_TASK REQUIREMENTS_. Copy out every record below, word for word.

━━━━━━━━

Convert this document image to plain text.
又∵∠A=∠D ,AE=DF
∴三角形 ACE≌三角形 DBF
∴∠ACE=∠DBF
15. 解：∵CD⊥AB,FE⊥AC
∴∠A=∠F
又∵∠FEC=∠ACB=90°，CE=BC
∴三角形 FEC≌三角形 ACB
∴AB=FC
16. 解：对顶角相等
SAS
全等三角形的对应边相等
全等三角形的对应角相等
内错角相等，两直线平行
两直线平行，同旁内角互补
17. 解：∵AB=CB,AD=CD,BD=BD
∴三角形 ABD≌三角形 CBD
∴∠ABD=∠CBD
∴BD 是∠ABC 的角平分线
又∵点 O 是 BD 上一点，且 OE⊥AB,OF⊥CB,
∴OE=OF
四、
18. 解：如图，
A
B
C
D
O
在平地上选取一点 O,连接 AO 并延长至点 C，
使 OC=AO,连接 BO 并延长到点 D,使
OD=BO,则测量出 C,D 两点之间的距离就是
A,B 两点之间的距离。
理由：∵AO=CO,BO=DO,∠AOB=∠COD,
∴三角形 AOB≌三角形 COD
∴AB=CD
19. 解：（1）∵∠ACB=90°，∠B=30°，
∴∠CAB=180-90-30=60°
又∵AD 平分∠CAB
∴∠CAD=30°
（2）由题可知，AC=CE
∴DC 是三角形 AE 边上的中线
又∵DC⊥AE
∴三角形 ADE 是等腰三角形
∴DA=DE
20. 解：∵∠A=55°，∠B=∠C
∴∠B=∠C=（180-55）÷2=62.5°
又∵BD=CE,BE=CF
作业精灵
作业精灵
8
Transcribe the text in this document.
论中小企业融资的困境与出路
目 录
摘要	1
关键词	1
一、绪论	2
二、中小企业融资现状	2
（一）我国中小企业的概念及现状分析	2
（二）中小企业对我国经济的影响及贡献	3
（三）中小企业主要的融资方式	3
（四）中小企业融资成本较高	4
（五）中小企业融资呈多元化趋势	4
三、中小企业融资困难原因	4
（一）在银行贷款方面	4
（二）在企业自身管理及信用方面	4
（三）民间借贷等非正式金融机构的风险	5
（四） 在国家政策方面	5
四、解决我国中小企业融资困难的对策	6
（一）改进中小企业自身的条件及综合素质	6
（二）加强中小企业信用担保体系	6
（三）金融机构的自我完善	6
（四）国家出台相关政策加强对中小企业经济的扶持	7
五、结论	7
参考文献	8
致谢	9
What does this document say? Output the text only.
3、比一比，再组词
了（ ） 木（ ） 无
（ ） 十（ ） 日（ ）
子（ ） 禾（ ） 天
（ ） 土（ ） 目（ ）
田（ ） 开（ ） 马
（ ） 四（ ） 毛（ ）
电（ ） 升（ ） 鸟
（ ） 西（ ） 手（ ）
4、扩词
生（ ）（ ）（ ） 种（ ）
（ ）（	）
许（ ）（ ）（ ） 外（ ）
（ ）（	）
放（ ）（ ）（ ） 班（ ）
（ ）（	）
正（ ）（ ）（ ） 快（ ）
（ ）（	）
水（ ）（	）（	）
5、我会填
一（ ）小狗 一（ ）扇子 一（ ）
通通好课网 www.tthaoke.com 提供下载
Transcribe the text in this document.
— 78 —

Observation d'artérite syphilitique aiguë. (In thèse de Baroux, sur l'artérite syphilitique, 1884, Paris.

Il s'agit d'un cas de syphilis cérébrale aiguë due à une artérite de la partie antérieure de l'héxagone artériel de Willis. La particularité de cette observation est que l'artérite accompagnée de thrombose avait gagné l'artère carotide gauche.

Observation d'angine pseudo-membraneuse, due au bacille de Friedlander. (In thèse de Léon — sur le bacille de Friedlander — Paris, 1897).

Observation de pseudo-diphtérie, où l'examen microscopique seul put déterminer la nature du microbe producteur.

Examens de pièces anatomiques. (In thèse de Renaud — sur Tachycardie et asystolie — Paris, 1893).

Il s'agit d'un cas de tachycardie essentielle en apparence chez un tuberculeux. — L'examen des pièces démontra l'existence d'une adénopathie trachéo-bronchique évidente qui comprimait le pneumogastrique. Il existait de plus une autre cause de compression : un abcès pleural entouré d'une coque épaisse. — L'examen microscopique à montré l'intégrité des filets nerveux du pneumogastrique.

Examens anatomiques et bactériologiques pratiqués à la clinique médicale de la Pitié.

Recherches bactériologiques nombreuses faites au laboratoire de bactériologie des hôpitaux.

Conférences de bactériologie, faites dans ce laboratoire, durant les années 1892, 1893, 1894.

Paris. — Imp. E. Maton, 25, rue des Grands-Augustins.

━━━━━━━━

_EXERCISE SOLUTION_.
Convert this document image to plain text.
又∵∠A=∠D ,AE=DF
∴三角形 ACE≌三角形 DBF
∴∠ACE=∠DBF
15. 解：∵CD⊥AB,FE⊥AC
∴∠A=∠F
又∵∠FEC=∠ACB=90°，CE=BC
∴三角形 FEC≌三角形 ACB
∴AB=FC
16. 解：对顶角相等
SAS
全等三角形的对应边相等
全等三角形的对应角相等
内错角相等，两直线平行
两直线平行，同旁内角互补
17. 解：∵AB=CB,AD=CD,BD=BD
∴三角形 ABD≌三角形 CBD
∴∠ABD=∠CBD
∴BD 是∠ABC 的角平分线
又∵点 O 是 BD 上一点，且 OE⊥AB,OF⊥CB,
∴OE=OF
四、
18. 解：如图，
A
B
C
D
O
在平地上选取一点 O,连接 AO 并延长至点 C，
使 OC=AO,连接 BO 并延长到点 D,使
OD=BO,则测量出 C,D 两点之间的距离就是
A,B 两点之间的距离。
理由：∵AO=CO,BO=DO,∠AOB=∠COD,
∴三角形 AOB≌三角形 COD
∴AB=CD
19. 解：（1）∵∠ACB=90°，∠B=30°，
∴∠CAB=180-90-30=60°
又∵AD 平分∠CAB
∴∠CAD=30°
（2）由题可知，AC=CE
∴DC 是三角形 AE 边上的中线
又∵DC⊥AE
∴三角形 ADE 是等腰三角形
∴DA=DE
20. 解：∵∠A=55°，∠B=∠C
∴∠B=∠C=（180-55）÷2=62.5°
又∵BD=CE,BE=CF
作业精灵
作业精灵
8
Transcribe the text in this document.
论中小企业融资的困境与出路
目 录
摘要	1
关键词	1
一、绪论	2
二、中小企业融资现状	2
（一）我国中小企业的概念及现状分析	2
（二）中小企业对我国经济的影响及贡献	3
（三）中小企业主要的融资方式	3
（四）中小企业融资成本较高	4
（五）中小企业融资呈多元化趋势	4
三、中小企业融资困难原因	4
（一）在银行贷款方面	4
（二）在企业自身管理及信用方面	4
（三）民间借贷等非正式金融机构的风险	5
（四） 在国家政策方面	5
四、解决我国中小企业融资困难的对策	6
（一）改进中小企业自身的条件及综合素质	6
（二）加强中小企业信用担保体系	6
（三）金融机构的自我完善	6
（四）国家出台相关政策加强对中小企业经济的扶持	7
五、结论	7
参考文献	8
致谢	9
What does this document say? Output the text only.
3、比一比，再组词
了（ ） 木（ ） 无
（ ） 十（ ） 日（ ）
子（ ） 禾（ ） 天
（ ） 土（ ） 目（ ）
田（ ） 开（ ） 马
（ ） 四（ ） 毛（ ）
电（ ） 升（ ） 鸟
（ ） 西（ ） 手（ ）
4、扩词
生（ ）（ ）（ ） 种（ ）
（ ）（	）
许（ ）（ ）（ ） 外（ ）
（ ）（	）
放（ ）（ ）（ ） 班（ ）
（ ）（	）
正（ ）（ ）（ ） 快（ ）
（ ）（	）
水（ ）（	）（	）
5、我会填
一（ ）小狗 一（ ）扇子 一（ ）
通通好课网 www.tthaoke.com 提供下载
Transcribe the text in this document.
— 78 —

Observation d'artérite syphilitique aiguë. (In thèse de Baroux, sur l'artérite syphilitique, 1884, Paris.

Il s'agit d'un cas de syphilis cérébrale aiguë due à une artérite de la partie antérieure de l'héxagone artériel de Willis. La particularité de cette observation est que l'artérite accompagnée de thrombose avait gagné l'artère carotide gauche.

Observation d'angine pseudo-membraneuse, due au bacille de Friedlander. (In thèse de Léon — sur le bacille de Friedlander — Paris, 1897).

Observation de pseudo-diphtérie, où l'examen microscopique seul put déterminer la nature du microbe producteur.

Examens de pièces anatomiques. (In thèse de Renaud — sur Tachycardie et asystolie — Paris, 1893).

Il s'agit d'un cas de tachycardie essentielle en apparence chez un tuberculeux. — L'examen des pièces démontra l'existence d'une adénopathie trachéo-bronchique évidente qui comprimait le pneumogastrique. Il existait de plus une autre cause de compression : un abcès pleural entouré d'une coque épaisse. — L'examen microscopique à montré l'intégrité des filets nerveux du pneumogastrique.

Examens anatomiques et bactériologiques pratiqués à la clinique médicale de la Pitié.

Recherches bactériologiques nombreuses faites au laboratoire de bactériologie des hôpitaux.

Conférences de bactériologie, faites dans ce laboratoire, durant les années 1892, 1893, 1894.

Paris. — Imp. E. Maton, 25, rue des Grands-Augustins.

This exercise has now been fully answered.